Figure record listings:
»»

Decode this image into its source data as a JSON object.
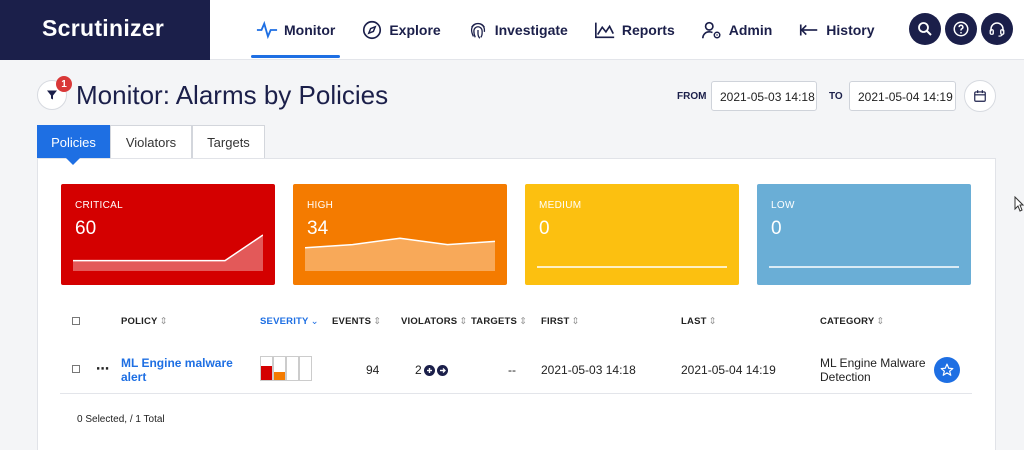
{
  "app": {
    "logo": "Scrutinizer"
  },
  "nav": {
    "items": [
      {
        "label": "Monitor",
        "icon": "pulse-icon",
        "active": true
      },
      {
        "label": "Explore",
        "icon": "compass-icon"
      },
      {
        "label": "Investigate",
        "icon": "fingerprint-icon"
      },
      {
        "label": "Reports",
        "icon": "area-chart-icon"
      },
      {
        "label": "Admin",
        "icon": "user-gear-icon"
      },
      {
        "label": "History",
        "icon": "arrow-left-icon"
      }
    ],
    "actions": [
      "search-icon",
      "help-icon",
      "headset-icon"
    ]
  },
  "header": {
    "filter_count": "1",
    "title": "Monitor: Alarms by Policies",
    "from_label": "FROM",
    "from_value": "2021-05-03 14:18",
    "to_label": "TO",
    "to_value": "2021-05-04 14:19"
  },
  "tabs": [
    {
      "label": "Policies",
      "active": true
    },
    {
      "label": "Violators"
    },
    {
      "label": "Targets"
    }
  ],
  "severity_cards": [
    {
      "label": "CRITICAL",
      "value": "60",
      "color": "#d40000",
      "trend": [
        2,
        2,
        2,
        2,
        2,
        10
      ]
    },
    {
      "label": "HIGH",
      "value": "34",
      "color": "#f47b00",
      "trend": [
        6,
        7,
        9,
        7,
        8
      ]
    },
    {
      "label": "MEDIUM",
      "value": "0",
      "color": "#fcc010",
      "trend": [
        0,
        0
      ]
    },
    {
      "label": "LOW",
      "value": "0",
      "color": "#6aaed6",
      "trend": [
        0,
        0
      ]
    }
  ],
  "table": {
    "columns": {
      "policy": "POLICY",
      "severity": "SEVERITY",
      "events": "EVENTS",
      "violators": "VIOLATORS",
      "targets": "TARGETS",
      "first": "FIRST",
      "last": "LAST",
      "category": "CATEGORY"
    },
    "rows": [
      {
        "policy": "ML Engine malware alert",
        "severity_fill": {
          "critical": 0.6,
          "high": 0.34
        },
        "events": "94",
        "violators": "2",
        "targets": "--",
        "first": "2021-05-03 14:18",
        "last": "2021-05-04 14:19",
        "category": "ML Engine Malware Detection"
      }
    ],
    "footer": "0 Selected, / 1 Total"
  }
}
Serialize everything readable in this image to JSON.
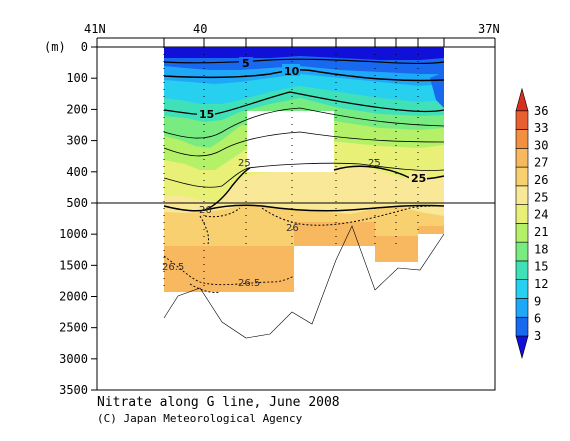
{
  "chart_data": {
    "type": "heatmap",
    "title": "Nitrate along G line, June 2008",
    "credit": "(C) Japan Meteorological Agency",
    "ylabel": "(m)",
    "x_top_ticks": [
      "41N",
      "40",
      "37N"
    ],
    "y_ticks_upper": [
      0,
      100,
      200,
      300,
      400,
      500
    ],
    "y_ticks_lower": [
      1000,
      1500,
      2000,
      2500,
      3000,
      3500
    ],
    "colorbar": {
      "levels": [
        3,
        6,
        9,
        12,
        15,
        18,
        21,
        24,
        25,
        26,
        27,
        30,
        33,
        36
      ],
      "colors": [
        "#1010d8",
        "#1868f0",
        "#20a8f8",
        "#28d0f0",
        "#40e0b8",
        "#78ec80",
        "#b4f068",
        "#e8f078",
        "#f8e898",
        "#f8d070",
        "#f8b860",
        "#f09040",
        "#e86030",
        "#d83020"
      ]
    },
    "contour_labels": [
      "5",
      "10",
      "15",
      "25",
      "25",
      "25",
      "26",
      "26",
      "26.5",
      "26.5"
    ],
    "layers": [
      {
        "depth_top": 0,
        "depth_bottom": 20,
        "nitrate": "<3"
      },
      {
        "depth_top": 20,
        "depth_bottom": 60,
        "nitrate": "5-10"
      },
      {
        "depth_top": 60,
        "depth_bottom": 150,
        "nitrate": "10-18"
      },
      {
        "depth_top": 150,
        "depth_bottom": 300,
        "nitrate": "15-24"
      },
      {
        "depth_top": 300,
        "depth_bottom": 450,
        "nitrate": "24-25"
      },
      {
        "depth_top": 450,
        "depth_bottom": 1000,
        "nitrate": "25-26"
      },
      {
        "depth_top": 1000,
        "depth_bottom": 1900,
        "nitrate": "26-27"
      }
    ]
  }
}
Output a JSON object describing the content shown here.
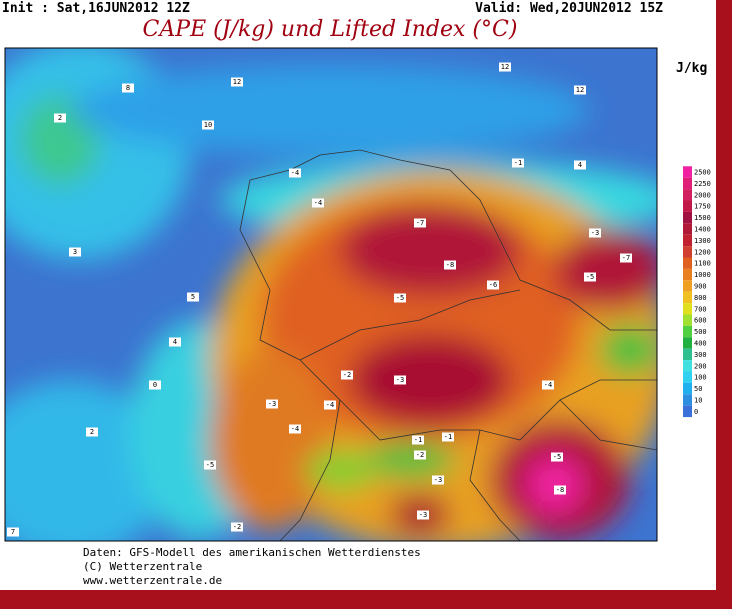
{
  "header": {
    "init": "Init : Sat,16JUN2012 12Z",
    "valid": "Valid: Wed,20JUN2012 15Z",
    "title": "CAPE (J/kg) und Lifted Index (°C)"
  },
  "legend": {
    "unit": "J/kg",
    "levels": [
      2500,
      2250,
      2000,
      1750,
      1500,
      1400,
      1300,
      1200,
      1100,
      1000,
      900,
      800,
      700,
      600,
      500,
      400,
      300,
      200,
      100,
      50,
      10,
      0
    ]
  },
  "map": {
    "lifted_index_labels": [
      -7,
      -8,
      -6,
      -5,
      -3,
      -5,
      -8,
      -7,
      -5,
      -3,
      -4,
      -2,
      -3,
      -5,
      -2,
      -4,
      -3,
      -3,
      -4,
      2,
      10,
      12,
      8,
      12,
      12,
      4,
      3,
      5,
      4,
      0,
      2,
      7,
      -1,
      -2,
      -1,
      -4,
      -4,
      -1
    ]
  },
  "footer": {
    "lines": [
      "Daten: GFS-Modell des amerikanischen Wetterdienstes",
      "(C) Wetterzentrale",
      "www.wetterzentrale.de"
    ]
  }
}
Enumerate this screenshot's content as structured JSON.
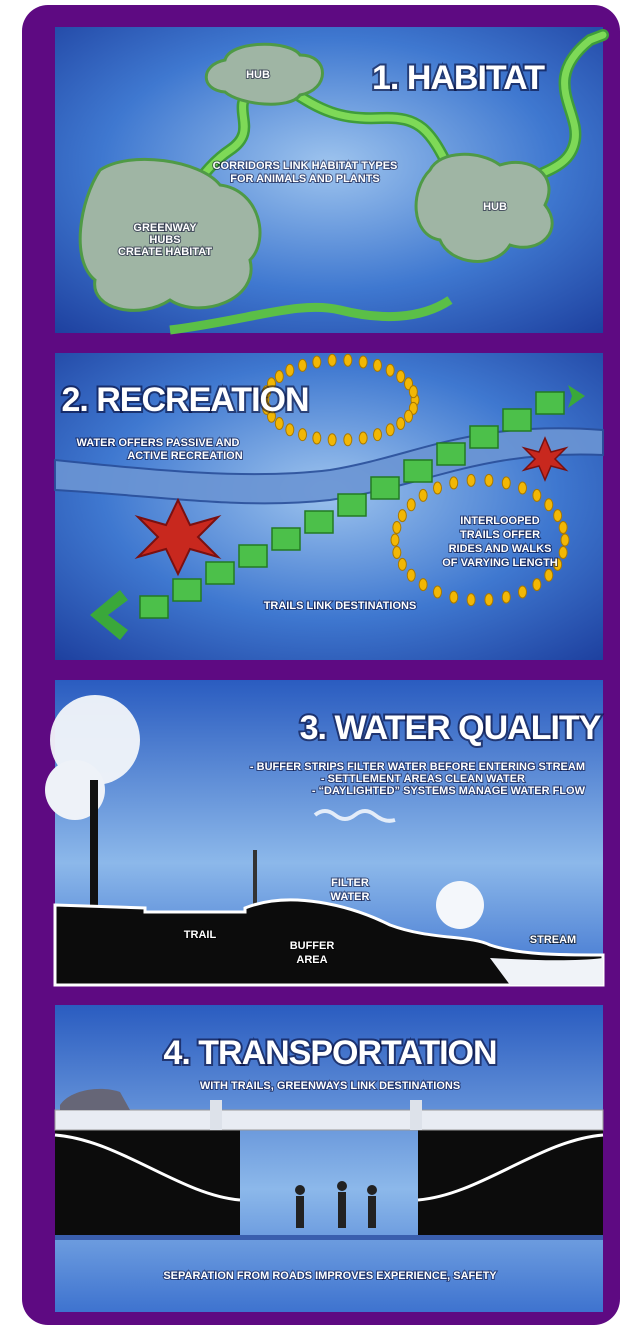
{
  "panels": [
    {
      "title": "1. HABITAT",
      "labels": [
        [
          "HUB"
        ],
        [
          "HUB"
        ],
        [
          "CORRIDORS LINK HABITAT TYPES",
          "FOR ANIMALS AND PLANTS"
        ],
        [
          "GREENWAY",
          "HUBS",
          "CREATE HABITAT"
        ]
      ]
    },
    {
      "title": "2. RECREATION",
      "labels": [
        [
          "WATER OFFERS PASSIVE AND",
          "ACTIVE RECREATION"
        ],
        [
          "INTERLOOPED",
          "TRAILS OFFER",
          "RIDES AND WALKS",
          "OF VARYING LENGTH"
        ],
        [
          "TRAILS LINK DESTINATIONS"
        ]
      ]
    },
    {
      "title": "3. WATER QUALITY",
      "labels": [
        [
          "- BUFFER STRIPS FILTER WATER BEFORE ENTERING STREAM",
          "- SETTLEMENT AREAS CLEAN WATER",
          "- “DAYLIGHTED” SYSTEMS MANAGE WATER FLOW"
        ],
        [
          "FILTER",
          "WATER"
        ],
        [
          "TRAIL"
        ],
        [
          "BUFFER",
          "AREA"
        ],
        [
          "STREAM"
        ]
      ]
    },
    {
      "title": "4. TRANSPORTATION",
      "labels": [
        [
          "WITH TRAILS, GREENWAYS LINK DESTINATIONS"
        ],
        [
          "SEPARATION FROM ROADS IMPROVES EXPERIENCE, SAFETY"
        ]
      ]
    }
  ]
}
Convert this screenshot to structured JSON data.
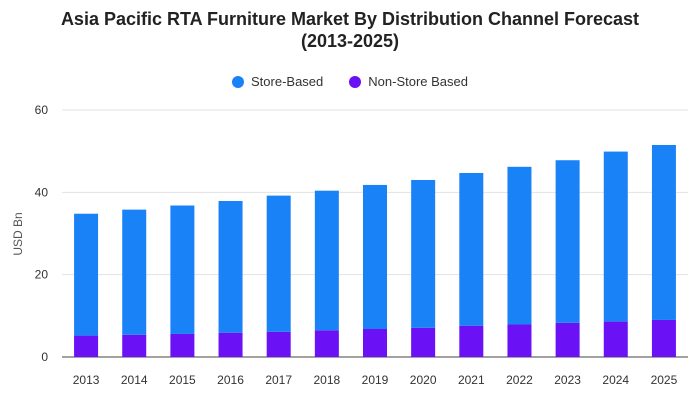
{
  "chart_data": {
    "type": "bar",
    "stacked": true,
    "title": "Asia Pacific RTA Furniture Market By Distribution Channel Forecast",
    "subtitle": "(2013-2025)",
    "xlabel": "",
    "ylabel": "USD Bn",
    "ylim": [
      0,
      60
    ],
    "yticks": [
      0,
      20,
      40,
      60
    ],
    "grid": true,
    "legend_position": "top-center",
    "categories": [
      "2013",
      "2014",
      "2015",
      "2016",
      "2017",
      "2018",
      "2019",
      "2020",
      "2021",
      "2022",
      "2023",
      "2024",
      "2025"
    ],
    "series": [
      {
        "name": "Non-Store Based",
        "color": "#6a11f5",
        "values": [
          5.2,
          5.4,
          5.6,
          5.9,
          6.1,
          6.5,
          6.8,
          7.1,
          7.6,
          7.9,
          8.3,
          8.6,
          9.0
        ]
      },
      {
        "name": "Store-Based",
        "color": "#1a82f7",
        "values": [
          29.6,
          30.4,
          31.2,
          32.0,
          33.1,
          33.9,
          35.0,
          35.9,
          37.1,
          38.3,
          39.5,
          41.3,
          42.5
        ]
      }
    ]
  }
}
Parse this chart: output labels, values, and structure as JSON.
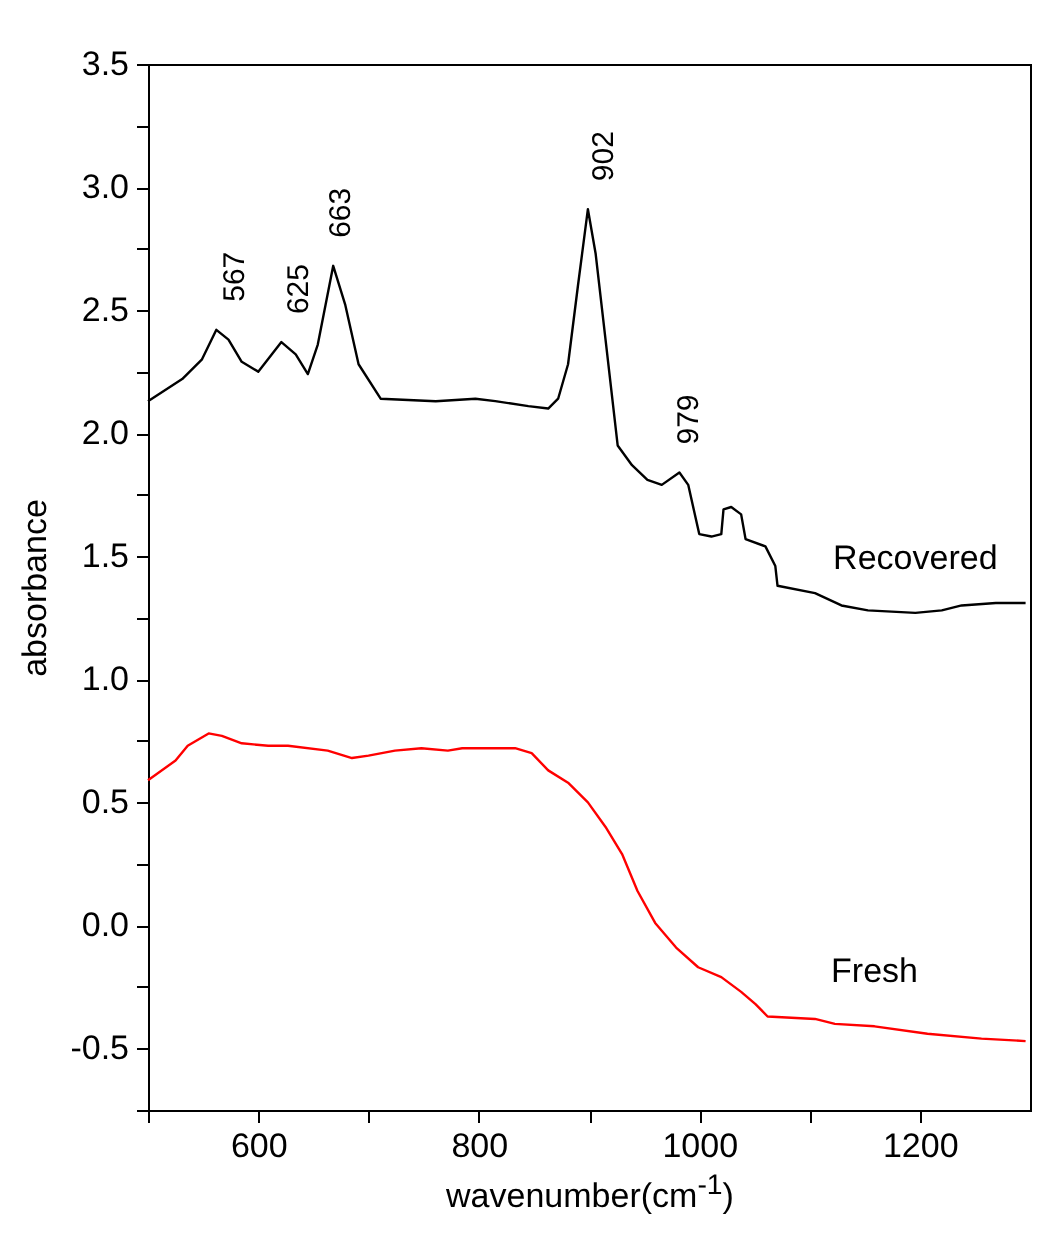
{
  "chart_data": {
    "type": "line",
    "xlabel": "wavenumber(cm$^{-1}$)",
    "ylabel": "absorbance",
    "xlim": [
      500,
      1300
    ],
    "ylim": [
      -0.75,
      3.5
    ],
    "xticks": [
      {
        "value": 500,
        "label": null
      },
      {
        "value": 600,
        "label": "600"
      },
      {
        "value": 700,
        "label": null
      },
      {
        "value": 800,
        "label": "800"
      },
      {
        "value": 900,
        "label": null
      },
      {
        "value": 1000,
        "label": "1000"
      },
      {
        "value": 1100,
        "label": null
      },
      {
        "value": 1200,
        "label": "1200"
      }
    ],
    "yticks": [
      {
        "value": -0.75,
        "label": null
      },
      -0.5,
      {
        "value": -0.25,
        "label": null
      },
      {
        "value": 0,
        "label": "0.0"
      },
      {
        "value": 0.25,
        "label": null
      },
      0.5,
      {
        "value": 0.75,
        "label": null
      },
      {
        "value": 1,
        "label": "1.0"
      },
      {
        "value": 1.25,
        "label": null
      },
      1.5,
      {
        "value": 1.75,
        "label": null
      },
      {
        "value": 2,
        "label": "2.0"
      },
      {
        "value": 2.25,
        "label": null
      },
      2.5,
      {
        "value": 2.75,
        "label": null
      },
      {
        "value": 3,
        "label": "3.0"
      },
      {
        "value": 3.25,
        "label": null
      },
      3.5
    ],
    "grid": false,
    "marker": "none",
    "line_style": "solid",
    "series": [
      {
        "name": "Recovered",
        "color": "#000000",
        "x": [
          500,
          531,
          549,
          562,
          573,
          585,
          600,
          621,
          634,
          645,
          654,
          668,
          679,
          691,
          711,
          761,
          797,
          815,
          845,
          863,
          872,
          881,
          890,
          899,
          906,
          915,
          926,
          939,
          953,
          966,
          982,
          990,
          1000,
          1011,
          1020,
          1022,
          1029,
          1038,
          1042,
          1060,
          1069,
          1071,
          1105,
          1129,
          1153,
          1196,
          1220,
          1238,
          1269,
          1296
        ],
        "values": [
          2.13,
          2.22,
          2.3,
          2.42,
          2.38,
          2.29,
          2.25,
          2.37,
          2.32,
          2.24,
          2.36,
          2.68,
          2.52,
          2.28,
          2.14,
          2.13,
          2.14,
          2.13,
          2.11,
          2.1,
          2.14,
          2.28,
          2.6,
          2.91,
          2.73,
          2.38,
          1.95,
          1.87,
          1.81,
          1.79,
          1.84,
          1.79,
          1.59,
          1.58,
          1.59,
          1.69,
          1.7,
          1.67,
          1.57,
          1.54,
          1.46,
          1.38,
          1.35,
          1.3,
          1.28,
          1.27,
          1.28,
          1.3,
          1.31,
          1.31
        ]
      },
      {
        "name": "Fresh",
        "color": "#ff0000",
        "x": [
          500,
          525,
          536,
          555,
          567,
          585,
          609,
          627,
          663,
          685,
          700,
          724,
          748,
          772,
          785,
          833,
          848,
          863,
          881,
          899,
          915,
          930,
          944,
          960,
          979,
          999,
          1020,
          1038,
          1051,
          1062,
          1105,
          1123,
          1159,
          1207,
          1256,
          1296
        ],
        "values": [
          0.59,
          0.67,
          0.73,
          0.78,
          0.77,
          0.74,
          0.73,
          0.73,
          0.71,
          0.68,
          0.69,
          0.71,
          0.72,
          0.71,
          0.72,
          0.72,
          0.7,
          0.63,
          0.58,
          0.5,
          0.4,
          0.29,
          0.14,
          0.01,
          -0.09,
          -0.17,
          -0.21,
          -0.27,
          -0.32,
          -0.37,
          -0.38,
          -0.4,
          -0.41,
          -0.44,
          -0.46,
          -0.47
        ]
      }
    ],
    "annotations": [
      {
        "text": "567",
        "x": 567,
        "y": 2.42
      },
      {
        "text": "625",
        "x": 625,
        "y": 2.37
      },
      {
        "text": "663",
        "x": 663,
        "y": 2.68
      },
      {
        "text": "902",
        "x": 902,
        "y": 2.91
      },
      {
        "text": "979",
        "x": 979,
        "y": 1.84
      }
    ]
  }
}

««

What to produce: Find every line in the records above that contains the word "icon", and copy each one.

Output of the task:
        "icon": "pulse-icon",
        "icon": "compass-icon"
        "icon": "fingerprint-icon"
        "icon": "area-chart-icon"
        "icon": "user-gear-icon"
        "icon": "arrow-left-icon"
      "search-icon",
      "help-icon",
      "headset-icon"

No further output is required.